• [Problem to solve]:
Do not include the pictures; repeat the rest of the data exactly.

[BEGIN]

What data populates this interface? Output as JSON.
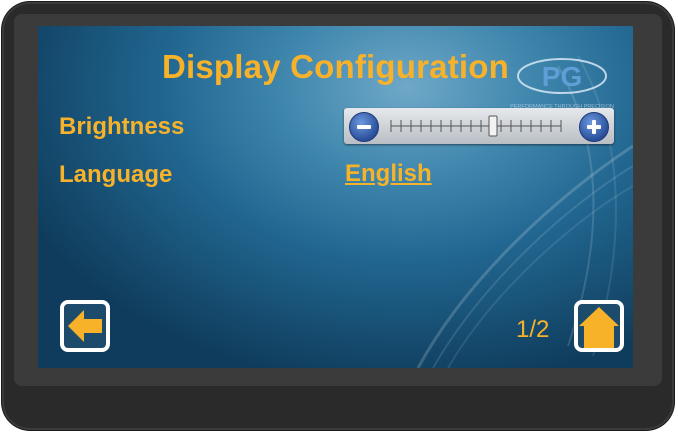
{
  "screen": {
    "title": "Display Configuration",
    "logo_text": "PG",
    "logo_tagline": "PERFORMANCE THROUGH PRECISION"
  },
  "settings": {
    "brightness": {
      "label": "Brightness",
      "level": 0.6
    },
    "language": {
      "label": "Language",
      "value": "English"
    }
  },
  "navigation": {
    "page_indicator": "1/2",
    "back_icon": "arrow-left-icon",
    "home_icon": "home-icon"
  },
  "colors": {
    "accent": "#f7b22a",
    "button_blue": "#2a4f9a"
  }
}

[END]

• [Complete answer]:
What data populates this interface? Output as JSON.
{
  "screen": {
    "title": "Display Configuration",
    "logo_text": "PG",
    "logo_tagline": "PERFORMANCE THROUGH PRECISION"
  },
  "settings": {
    "brightness": {
      "label": "Brightness",
      "level": 0.6
    },
    "language": {
      "label": "Language",
      "value": "English"
    }
  },
  "navigation": {
    "page_indicator": "1/2",
    "back_icon": "arrow-left-icon",
    "home_icon": "home-icon"
  },
  "colors": {
    "accent": "#f7b22a",
    "button_blue": "#2a4f9a"
  }
}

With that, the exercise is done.